Record extracts:

──────────

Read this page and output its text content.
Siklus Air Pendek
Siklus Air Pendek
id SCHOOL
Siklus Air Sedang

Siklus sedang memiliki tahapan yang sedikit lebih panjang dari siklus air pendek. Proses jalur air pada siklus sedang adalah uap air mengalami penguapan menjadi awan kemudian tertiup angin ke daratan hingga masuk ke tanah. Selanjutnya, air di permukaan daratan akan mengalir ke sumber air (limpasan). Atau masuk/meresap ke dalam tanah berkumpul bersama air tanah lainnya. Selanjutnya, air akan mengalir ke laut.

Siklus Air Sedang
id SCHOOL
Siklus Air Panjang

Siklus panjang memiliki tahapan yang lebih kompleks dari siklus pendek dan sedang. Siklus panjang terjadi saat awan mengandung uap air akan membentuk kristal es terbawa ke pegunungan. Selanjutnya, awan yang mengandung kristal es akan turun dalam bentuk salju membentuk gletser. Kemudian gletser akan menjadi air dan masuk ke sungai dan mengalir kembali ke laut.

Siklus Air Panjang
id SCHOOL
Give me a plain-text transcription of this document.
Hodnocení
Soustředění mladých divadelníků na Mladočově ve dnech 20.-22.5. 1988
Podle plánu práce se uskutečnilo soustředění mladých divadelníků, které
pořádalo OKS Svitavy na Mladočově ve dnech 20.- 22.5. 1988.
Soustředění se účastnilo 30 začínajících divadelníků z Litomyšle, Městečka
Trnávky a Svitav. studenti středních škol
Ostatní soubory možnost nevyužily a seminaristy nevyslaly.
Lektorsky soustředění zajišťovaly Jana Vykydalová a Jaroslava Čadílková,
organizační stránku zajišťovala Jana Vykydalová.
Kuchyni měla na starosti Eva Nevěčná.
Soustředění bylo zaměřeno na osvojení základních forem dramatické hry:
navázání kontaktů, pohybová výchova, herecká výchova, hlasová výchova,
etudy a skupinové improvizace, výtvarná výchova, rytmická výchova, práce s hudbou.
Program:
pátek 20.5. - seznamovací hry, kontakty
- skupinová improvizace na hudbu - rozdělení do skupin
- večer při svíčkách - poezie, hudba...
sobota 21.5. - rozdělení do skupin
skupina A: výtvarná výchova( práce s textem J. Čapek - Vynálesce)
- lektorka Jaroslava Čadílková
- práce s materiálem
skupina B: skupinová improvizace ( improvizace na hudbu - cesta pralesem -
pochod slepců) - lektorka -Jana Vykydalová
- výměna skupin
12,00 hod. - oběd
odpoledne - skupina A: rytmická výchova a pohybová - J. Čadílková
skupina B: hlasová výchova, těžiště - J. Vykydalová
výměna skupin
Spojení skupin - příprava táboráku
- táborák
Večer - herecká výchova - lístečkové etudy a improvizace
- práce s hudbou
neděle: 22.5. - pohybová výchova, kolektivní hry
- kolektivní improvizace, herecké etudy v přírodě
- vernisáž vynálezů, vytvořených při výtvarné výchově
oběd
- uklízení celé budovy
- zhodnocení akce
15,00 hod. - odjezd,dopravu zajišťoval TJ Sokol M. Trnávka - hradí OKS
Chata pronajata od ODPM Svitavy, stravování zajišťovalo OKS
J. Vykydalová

──────────

Task objective: Reproduce the full set of records precisely.

Output for this task:
Read this page and output its text content.
Siklus Air Pendek
Siklus Air Pendek
id SCHOOL
Siklus Air Sedang

Siklus sedang memiliki tahapan yang sedikit lebih panjang dari siklus air pendek. Proses jalur air pada siklus sedang adalah uap air mengalami penguapan menjadi awan kemudian tertiup angin ke daratan hingga masuk ke tanah. Selanjutnya, air di permukaan daratan akan mengalir ke sumber air (limpasan). Atau masuk/meresap ke dalam tanah berkumpul bersama air tanah lainnya. Selanjutnya, air akan mengalir ke laut.

Siklus Air Sedang
id SCHOOL
Siklus Air Panjang

Siklus panjang memiliki tahapan yang lebih kompleks dari siklus pendek dan sedang. Siklus panjang terjadi saat awan mengandung uap air akan membentuk kristal es terbawa ke pegunungan. Selanjutnya, awan yang mengandung kristal es akan turun dalam bentuk salju membentuk gletser. Kemudian gletser akan menjadi air dan masuk ke sungai dan mengalir kembali ke laut.

Siklus Air Panjang
id SCHOOL
Give me a plain-text transcription of this document.
Hodnocení
Soustředění mladých divadelníků na Mladočově ve dnech 20.-22.5. 1988
Podle plánu práce se uskutečnilo soustředění mladých divadelníků, které
pořádalo OKS Svitavy na Mladočově ve dnech 20.- 22.5. 1988.
Soustředění se účastnilo 30 začínajících divadelníků z Litomyšle, Městečka
Trnávky a Svitav. studenti středních škol
Ostatní soubory možnost nevyužily a seminaristy nevyslaly.
Lektorsky soustředění zajišťovaly Jana Vykydalová a Jaroslava Čadílková,
organizační stránku zajišťovala Jana Vykydalová.
Kuchyni měla na starosti Eva Nevěčná.
Soustředění bylo zaměřeno na osvojení základních forem dramatické hry:
navázání kontaktů, pohybová výchova, herecká výchova, hlasová výchova,
etudy a skupinové improvizace, výtvarná výchova, rytmická výchova, práce s hudbou.
Program:
pátek 20.5. - seznamovací hry, kontakty
- skupinová improvizace na hudbu - rozdělení do skupin
- večer při svíčkách - poezie, hudba...
sobota 21.5. - rozdělení do skupin
skupina A: výtvarná výchova( práce s textem J. Čapek - Vynálesce)
- lektorka Jaroslava Čadílková
- práce s materiálem
skupina B: skupinová improvizace ( improvizace na hudbu - cesta pralesem -
pochod slepců) - lektorka -Jana Vykydalová
- výměna skupin
12,00 hod. - oběd
odpoledne - skupina A: rytmická výchova a pohybová - J. Čadílková
skupina B: hlasová výchova, těžiště - J. Vykydalová
výměna skupin
Spojení skupin - příprava táboráku
- táborák
Večer - herecká výchova - lístečkové etudy a improvizace
- práce s hudbou
neděle: 22.5. - pohybová výchova, kolektivní hry
- kolektivní improvizace, herecké etudy v přírodě
- vernisáž vynálezů, vytvořených při výtvarné výchově
oběd
- uklízení celé budovy
- zhodnocení akce
15,00 hod. - odjezd,dopravu zajišťoval TJ Sokol M. Trnávka - hradí OKS
Chata pronajata od ODPM Svitavy, stravování zajišťovalo OKS
J. Vykydalová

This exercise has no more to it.